** Begin **

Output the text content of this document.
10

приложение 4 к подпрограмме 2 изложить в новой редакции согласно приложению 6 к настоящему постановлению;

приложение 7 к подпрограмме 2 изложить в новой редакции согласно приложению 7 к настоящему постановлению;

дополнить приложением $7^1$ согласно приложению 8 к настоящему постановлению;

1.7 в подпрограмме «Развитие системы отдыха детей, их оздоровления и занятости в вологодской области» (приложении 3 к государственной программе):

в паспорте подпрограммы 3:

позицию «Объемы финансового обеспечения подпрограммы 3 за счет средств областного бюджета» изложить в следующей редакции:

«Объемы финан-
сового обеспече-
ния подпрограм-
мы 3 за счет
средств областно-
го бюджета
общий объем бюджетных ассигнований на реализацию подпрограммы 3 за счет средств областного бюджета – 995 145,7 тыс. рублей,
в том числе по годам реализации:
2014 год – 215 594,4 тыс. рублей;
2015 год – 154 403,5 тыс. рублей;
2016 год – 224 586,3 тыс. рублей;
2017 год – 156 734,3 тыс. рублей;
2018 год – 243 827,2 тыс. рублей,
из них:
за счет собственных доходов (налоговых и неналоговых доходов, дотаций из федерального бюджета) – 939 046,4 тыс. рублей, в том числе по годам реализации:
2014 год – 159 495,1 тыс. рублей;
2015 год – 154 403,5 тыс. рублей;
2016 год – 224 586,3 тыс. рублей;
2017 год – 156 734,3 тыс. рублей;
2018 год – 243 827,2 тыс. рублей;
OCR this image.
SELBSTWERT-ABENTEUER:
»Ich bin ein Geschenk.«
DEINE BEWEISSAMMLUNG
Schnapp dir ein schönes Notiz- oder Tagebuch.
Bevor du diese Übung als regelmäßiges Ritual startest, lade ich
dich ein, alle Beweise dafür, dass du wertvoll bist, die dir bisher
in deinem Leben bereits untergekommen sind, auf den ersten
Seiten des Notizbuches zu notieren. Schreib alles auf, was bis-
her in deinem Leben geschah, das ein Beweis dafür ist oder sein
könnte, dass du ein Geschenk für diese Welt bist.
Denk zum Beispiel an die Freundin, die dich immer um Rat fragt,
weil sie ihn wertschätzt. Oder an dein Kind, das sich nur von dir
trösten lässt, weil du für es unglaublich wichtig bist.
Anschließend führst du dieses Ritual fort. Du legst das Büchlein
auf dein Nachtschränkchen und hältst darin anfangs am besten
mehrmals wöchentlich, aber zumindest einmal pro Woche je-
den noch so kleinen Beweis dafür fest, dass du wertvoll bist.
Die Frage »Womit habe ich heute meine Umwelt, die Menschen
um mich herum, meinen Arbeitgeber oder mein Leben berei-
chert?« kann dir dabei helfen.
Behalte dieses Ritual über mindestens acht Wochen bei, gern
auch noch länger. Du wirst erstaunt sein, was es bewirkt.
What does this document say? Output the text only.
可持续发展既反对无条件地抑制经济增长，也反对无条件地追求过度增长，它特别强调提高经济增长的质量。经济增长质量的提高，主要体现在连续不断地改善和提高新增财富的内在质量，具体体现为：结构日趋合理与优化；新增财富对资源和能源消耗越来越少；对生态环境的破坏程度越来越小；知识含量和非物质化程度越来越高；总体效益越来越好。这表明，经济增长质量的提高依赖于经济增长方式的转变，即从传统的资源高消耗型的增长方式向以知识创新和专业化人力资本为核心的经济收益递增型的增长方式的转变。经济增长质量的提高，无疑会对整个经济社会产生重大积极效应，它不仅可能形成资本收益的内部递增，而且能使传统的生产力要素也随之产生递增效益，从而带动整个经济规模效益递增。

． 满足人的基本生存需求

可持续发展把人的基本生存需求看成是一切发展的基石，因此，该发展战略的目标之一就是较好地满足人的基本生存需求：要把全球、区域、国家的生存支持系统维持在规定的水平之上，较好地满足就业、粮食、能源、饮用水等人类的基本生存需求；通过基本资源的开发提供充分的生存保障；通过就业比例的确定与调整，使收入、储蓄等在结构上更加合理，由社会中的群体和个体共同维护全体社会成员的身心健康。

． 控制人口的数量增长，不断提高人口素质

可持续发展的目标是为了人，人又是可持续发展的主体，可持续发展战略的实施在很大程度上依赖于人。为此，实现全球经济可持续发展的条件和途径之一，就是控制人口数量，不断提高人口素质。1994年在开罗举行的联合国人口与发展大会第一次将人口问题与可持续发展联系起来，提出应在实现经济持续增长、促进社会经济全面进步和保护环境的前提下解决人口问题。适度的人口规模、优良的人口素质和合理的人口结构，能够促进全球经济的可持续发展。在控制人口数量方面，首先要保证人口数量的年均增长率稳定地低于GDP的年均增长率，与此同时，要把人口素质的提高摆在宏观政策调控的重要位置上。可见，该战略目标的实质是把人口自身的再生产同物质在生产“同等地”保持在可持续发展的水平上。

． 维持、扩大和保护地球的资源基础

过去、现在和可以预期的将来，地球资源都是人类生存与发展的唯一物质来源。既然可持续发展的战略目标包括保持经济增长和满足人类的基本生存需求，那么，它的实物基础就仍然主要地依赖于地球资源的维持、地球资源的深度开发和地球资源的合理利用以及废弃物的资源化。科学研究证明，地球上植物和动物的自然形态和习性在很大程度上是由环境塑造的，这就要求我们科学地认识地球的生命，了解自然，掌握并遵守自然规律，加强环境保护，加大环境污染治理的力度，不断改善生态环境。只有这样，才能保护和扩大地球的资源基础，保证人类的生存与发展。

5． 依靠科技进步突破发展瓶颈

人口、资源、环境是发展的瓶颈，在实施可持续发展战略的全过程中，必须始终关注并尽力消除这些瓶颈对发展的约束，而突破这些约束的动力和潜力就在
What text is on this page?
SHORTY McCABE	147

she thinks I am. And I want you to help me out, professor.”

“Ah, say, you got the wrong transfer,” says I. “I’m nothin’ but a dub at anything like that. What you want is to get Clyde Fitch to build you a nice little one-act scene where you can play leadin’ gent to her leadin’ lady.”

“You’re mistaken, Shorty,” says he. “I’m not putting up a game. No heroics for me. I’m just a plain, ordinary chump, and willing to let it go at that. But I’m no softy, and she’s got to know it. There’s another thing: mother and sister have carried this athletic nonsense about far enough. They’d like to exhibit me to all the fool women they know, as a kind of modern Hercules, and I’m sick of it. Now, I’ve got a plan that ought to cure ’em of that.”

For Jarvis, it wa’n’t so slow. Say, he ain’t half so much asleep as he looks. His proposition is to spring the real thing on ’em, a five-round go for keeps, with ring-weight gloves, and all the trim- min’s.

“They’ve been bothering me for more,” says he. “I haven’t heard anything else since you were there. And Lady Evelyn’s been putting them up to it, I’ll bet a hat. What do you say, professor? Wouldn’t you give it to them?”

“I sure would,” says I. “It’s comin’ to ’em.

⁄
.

** End **

* WHAT THE TASK ASKS:
Write each line above out exactly.

* THE COMPLETED TASK:
Output the text content of this document.
10

приложение 4 к подпрограмме 2 изложить в новой редакции согласно приложению 6 к настоящему постановлению;

приложение 7 к подпрограмме 2 изложить в новой редакции согласно приложению 7 к настоящему постановлению;

дополнить приложением $7^1$ согласно приложению 8 к настоящему постановлению;

1.7 в подпрограмме «Развитие системы отдыха детей, их оздоровления и занятости в вологодской области» (приложении 3 к государственной программе):

в паспорте подпрограммы 3:

позицию «Объемы финансового обеспечения подпрограммы 3 за счет средств областного бюджета» изложить в следующей редакции:

«Объемы финан-
сового обеспече-
ния подпрограм-
мы 3 за счет
средств областно-
го бюджета
общий объем бюджетных ассигнований на реализацию подпрограммы 3 за счет средств областного бюджета – 995 145,7 тыс. рублей,
в том числе по годам реализации:
2014 год – 215 594,4 тыс. рублей;
2015 год – 154 403,5 тыс. рублей;
2016 год – 224 586,3 тыс. рублей;
2017 год – 156 734,3 тыс. рублей;
2018 год – 243 827,2 тыс. рублей,
из них:
за счет собственных доходов (налоговых и неналоговых доходов, дотаций из федерального бюджета) – 939 046,4 тыс. рублей, в том числе по годам реализации:
2014 год – 159 495,1 тыс. рублей;
2015 год – 154 403,5 тыс. рублей;
2016 год – 224 586,3 тыс. рублей;
2017 год – 156 734,3 тыс. рублей;
2018 год – 243 827,2 тыс. рублей;
OCR this image.
SELBSTWERT-ABENTEUER:
»Ich bin ein Geschenk.«
DEINE BEWEISSAMMLUNG
Schnapp dir ein schönes Notiz- oder Tagebuch.
Bevor du diese Übung als regelmäßiges Ritual startest, lade ich
dich ein, alle Beweise dafür, dass du wertvoll bist, die dir bisher
in deinem Leben bereits untergekommen sind, auf den ersten
Seiten des Notizbuches zu notieren. Schreib alles auf, was bis-
her in deinem Leben geschah, das ein Beweis dafür ist oder sein
könnte, dass du ein Geschenk für diese Welt bist.
Denk zum Beispiel an die Freundin, die dich immer um Rat fragt,
weil sie ihn wertschätzt. Oder an dein Kind, das sich nur von dir
trösten lässt, weil du für es unglaublich wichtig bist.
Anschließend führst du dieses Ritual fort. Du legst das Büchlein
auf dein Nachtschränkchen und hältst darin anfangs am besten
mehrmals wöchentlich, aber zumindest einmal pro Woche je-
den noch so kleinen Beweis dafür fest, dass du wertvoll bist.
Die Frage »Womit habe ich heute meine Umwelt, die Menschen
um mich herum, meinen Arbeitgeber oder mein Leben berei-
chert?« kann dir dabei helfen.
Behalte dieses Ritual über mindestens acht Wochen bei, gern
auch noch länger. Du wirst erstaunt sein, was es bewirkt.
What does this document say? Output the text only.
可持续发展既反对无条件地抑制经济增长，也反对无条件地追求过度增长，它特别强调提高经济增长的质量。经济增长质量的提高，主要体现在连续不断地改善和提高新增财富的内在质量，具体体现为：结构日趋合理与优化；新增财富对资源和能源消耗越来越少；对生态环境的破坏程度越来越小；知识含量和非物质化程度越来越高；总体效益越来越好。这表明，经济增长质量的提高依赖于经济增长方式的转变，即从传统的资源高消耗型的增长方式向以知识创新和专业化人力资本为核心的经济收益递增型的增长方式的转变。经济增长质量的提高，无疑会对整个经济社会产生重大积极效应，它不仅可能形成资本收益的内部递增，而且能使传统的生产力要素也随之产生递增效益，从而带动整个经济规模效益递增。

． 满足人的基本生存需求

可持续发展把人的基本生存需求看成是一切发展的基石，因此，该发展战略的目标之一就是较好地满足人的基本生存需求：要把全球、区域、国家的生存支持系统维持在规定的水平之上，较好地满足就业、粮食、能源、饮用水等人类的基本生存需求；通过基本资源的开发提供充分的生存保障；通过就业比例的确定与调整，使收入、储蓄等在结构上更加合理，由社会中的群体和个体共同维护全体社会成员的身心健康。

． 控制人口的数量增长，不断提高人口素质

可持续发展的目标是为了人，人又是可持续发展的主体，可持续发展战略的实施在很大程度上依赖于人。为此，实现全球经济可持续发展的条件和途径之一，就是控制人口数量，不断提高人口素质。1994年在开罗举行的联合国人口与发展大会第一次将人口问题与可持续发展联系起来，提出应在实现经济持续增长、促进社会经济全面进步和保护环境的前提下解决人口问题。适度的人口规模、优良的人口素质和合理的人口结构，能够促进全球经济的可持续发展。在控制人口数量方面，首先要保证人口数量的年均增长率稳定地低于GDP的年均增长率，与此同时，要把人口素质的提高摆在宏观政策调控的重要位置上。可见，该战略目标的实质是把人口自身的再生产同物质在生产“同等地”保持在可持续发展的水平上。

． 维持、扩大和保护地球的资源基础

过去、现在和可以预期的将来，地球资源都是人类生存与发展的唯一物质来源。既然可持续发展的战略目标包括保持经济增长和满足人类的基本生存需求，那么，它的实物基础就仍然主要地依赖于地球资源的维持、地球资源的深度开发和地球资源的合理利用以及废弃物的资源化。科学研究证明，地球上植物和动物的自然形态和习性在很大程度上是由环境塑造的，这就要求我们科学地认识地球的生命，了解自然，掌握并遵守自然规律，加强环境保护，加大环境污染治理的力度，不断改善生态环境。只有这样，才能保护和扩大地球的资源基础，保证人类的生存与发展。

5． 依靠科技进步突破发展瓶颈

人口、资源、环境是发展的瓶颈，在实施可持续发展战略的全过程中，必须始终关注并尽力消除这些瓶颈对发展的约束，而突破这些约束的动力和潜力就在
What text is on this page?
SHORTY McCABE	147

she thinks I am. And I want you to help me out, professor.”

“Ah, say, you got the wrong transfer,” says I. “I’m nothin’ but a dub at anything like that. What you want is to get Clyde Fitch to build you a nice little one-act scene where you can play leadin’ gent to her leadin’ lady.”

“You’re mistaken, Shorty,” says he. “I’m not putting up a game. No heroics for me. I’m just a plain, ordinary chump, and willing to let it go at that. But I’m no softy, and she’s got to know it. There’s another thing: mother and sister have carried this athletic nonsense about far enough. They’d like to exhibit me to all the fool women they know, as a kind of modern Hercules, and I’m sick of it. Now, I’ve got a plan that ought to cure ’em of that.”

For Jarvis, it wa’n’t so slow. Say, he ain’t half so much asleep as he looks. His proposition is to spring the real thing on ’em, a five-round go for keeps, with ring-weight gloves, and all the trim- min’s.

“They’ve been bothering me for more,” says he. “I haven’t heard anything else since you were there. And Lady Evelyn’s been putting them up to it, I’ll bet a hat. What do you say, professor? Wouldn’t you give it to them?”

“I sure would,” says I. “It’s comin’ to ’em.

⁄
.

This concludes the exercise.